EXERCISE OBJECTIVE = Please repeat all of the lines that follow, exactly as written.

RECORD EXTRACTS =
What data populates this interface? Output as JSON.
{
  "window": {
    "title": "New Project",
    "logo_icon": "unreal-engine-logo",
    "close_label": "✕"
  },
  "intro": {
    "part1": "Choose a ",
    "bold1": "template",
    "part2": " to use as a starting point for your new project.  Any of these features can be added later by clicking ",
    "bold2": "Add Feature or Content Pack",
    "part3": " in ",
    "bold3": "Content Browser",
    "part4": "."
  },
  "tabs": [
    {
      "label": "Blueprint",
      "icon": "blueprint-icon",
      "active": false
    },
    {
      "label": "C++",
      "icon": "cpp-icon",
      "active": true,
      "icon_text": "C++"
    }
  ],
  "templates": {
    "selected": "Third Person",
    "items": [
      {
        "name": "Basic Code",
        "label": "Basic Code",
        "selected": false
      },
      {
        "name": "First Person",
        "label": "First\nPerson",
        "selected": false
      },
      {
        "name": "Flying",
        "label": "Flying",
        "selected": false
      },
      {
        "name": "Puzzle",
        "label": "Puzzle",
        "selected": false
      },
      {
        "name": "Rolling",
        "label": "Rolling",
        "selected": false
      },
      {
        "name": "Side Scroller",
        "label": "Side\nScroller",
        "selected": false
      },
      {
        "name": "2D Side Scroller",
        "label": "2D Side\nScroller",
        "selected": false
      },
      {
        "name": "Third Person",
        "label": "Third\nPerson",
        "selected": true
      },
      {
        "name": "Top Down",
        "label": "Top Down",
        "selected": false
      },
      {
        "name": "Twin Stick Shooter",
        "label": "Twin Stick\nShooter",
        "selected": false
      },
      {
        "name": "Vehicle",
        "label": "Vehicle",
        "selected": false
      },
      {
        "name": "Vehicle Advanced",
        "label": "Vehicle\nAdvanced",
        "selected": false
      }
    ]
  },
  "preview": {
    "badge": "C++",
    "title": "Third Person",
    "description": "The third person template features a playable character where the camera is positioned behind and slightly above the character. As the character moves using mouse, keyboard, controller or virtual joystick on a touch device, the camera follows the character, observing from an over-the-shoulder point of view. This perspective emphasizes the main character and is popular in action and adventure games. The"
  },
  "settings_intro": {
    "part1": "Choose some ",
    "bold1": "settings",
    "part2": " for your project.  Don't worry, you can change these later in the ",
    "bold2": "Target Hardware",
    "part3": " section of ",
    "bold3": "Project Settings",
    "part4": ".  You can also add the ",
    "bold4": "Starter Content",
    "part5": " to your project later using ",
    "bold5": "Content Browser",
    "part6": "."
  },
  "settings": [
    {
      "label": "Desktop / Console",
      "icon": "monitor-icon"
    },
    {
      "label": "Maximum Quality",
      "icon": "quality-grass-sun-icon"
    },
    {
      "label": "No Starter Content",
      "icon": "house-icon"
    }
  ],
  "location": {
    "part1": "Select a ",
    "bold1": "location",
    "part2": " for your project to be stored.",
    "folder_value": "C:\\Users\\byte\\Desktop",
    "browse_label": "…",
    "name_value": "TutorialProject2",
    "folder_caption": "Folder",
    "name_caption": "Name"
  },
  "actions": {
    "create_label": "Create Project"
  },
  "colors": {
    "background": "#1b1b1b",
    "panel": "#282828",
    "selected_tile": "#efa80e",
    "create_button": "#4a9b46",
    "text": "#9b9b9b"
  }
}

TASK ANSWER =
What data populates this interface? Output as JSON.
{
  "window": {
    "title": "New Project",
    "logo_icon": "unreal-engine-logo",
    "close_label": "✕"
  },
  "intro": {
    "part1": "Choose a ",
    "bold1": "template",
    "part2": " to use as a starting point for your new project.  Any of these features can be added later by clicking ",
    "bold2": "Add Feature or Content Pack",
    "part3": " in ",
    "bold3": "Content Browser",
    "part4": "."
  },
  "tabs": [
    {
      "label": "Blueprint",
      "icon": "blueprint-icon",
      "active": false
    },
    {
      "label": "C++",
      "icon": "cpp-icon",
      "active": true,
      "icon_text": "C++"
    }
  ],
  "templates": {
    "selected": "Third Person",
    "items": [
      {
        "name": "Basic Code",
        "label": "Basic Code",
        "selected": false
      },
      {
        "name": "First Person",
        "label": "First\nPerson",
        "selected": false
      },
      {
        "name": "Flying",
        "label": "Flying",
        "selected": false
      },
      {
        "name": "Puzzle",
        "label": "Puzzle",
        "selected": false
      },
      {
        "name": "Rolling",
        "label": "Rolling",
        "selected": false
      },
      {
        "name": "Side Scroller",
        "label": "Side\nScroller",
        "selected": false
      },
      {
        "name": "2D Side Scroller",
        "label": "2D Side\nScroller",
        "selected": false
      },
      {
        "name": "Third Person",
        "label": "Third\nPerson",
        "selected": true
      },
      {
        "name": "Top Down",
        "label": "Top Down",
        "selected": false
      },
      {
        "name": "Twin Stick Shooter",
        "label": "Twin Stick\nShooter",
        "selected": false
      },
      {
        "name": "Vehicle",
        "label": "Vehicle",
        "selected": false
      },
      {
        "name": "Vehicle Advanced",
        "label": "Vehicle\nAdvanced",
        "selected": false
      }
    ]
  },
  "preview": {
    "badge": "C++",
    "title": "Third Person",
    "description": "The third person template features a playable character where the camera is positioned behind and slightly above the character. As the character moves using mouse, keyboard, controller or virtual joystick on a touch device, the camera follows the character, observing from an over-the-shoulder point of view. This perspective emphasizes the main character and is popular in action and adventure games. The"
  },
  "settings_intro": {
    "part1": "Choose some ",
    "bold1": "settings",
    "part2": " for your project.  Don't worry, you can change these later in the ",
    "bold2": "Target Hardware",
    "part3": " section of ",
    "bold3": "Project Settings",
    "part4": ".  You can also add the ",
    "bold4": "Starter Content",
    "part5": " to your project later using ",
    "bold5": "Content Browser",
    "part6": "."
  },
  "settings": [
    {
      "label": "Desktop / Console",
      "icon": "monitor-icon"
    },
    {
      "label": "Maximum Quality",
      "icon": "quality-grass-sun-icon"
    },
    {
      "label": "No Starter Content",
      "icon": "house-icon"
    }
  ],
  "location": {
    "part1": "Select a ",
    "bold1": "location",
    "part2": " for your project to be stored.",
    "folder_value": "C:\\Users\\byte\\Desktop",
    "browse_label": "…",
    "name_value": "TutorialProject2",
    "folder_caption": "Folder",
    "name_caption": "Name"
  },
  "actions": {
    "create_label": "Create Project"
  },
  "colors": {
    "background": "#1b1b1b",
    "panel": "#282828",
    "selected_tile": "#efa80e",
    "create_button": "#4a9b46",
    "text": "#9b9b9b"
  }
}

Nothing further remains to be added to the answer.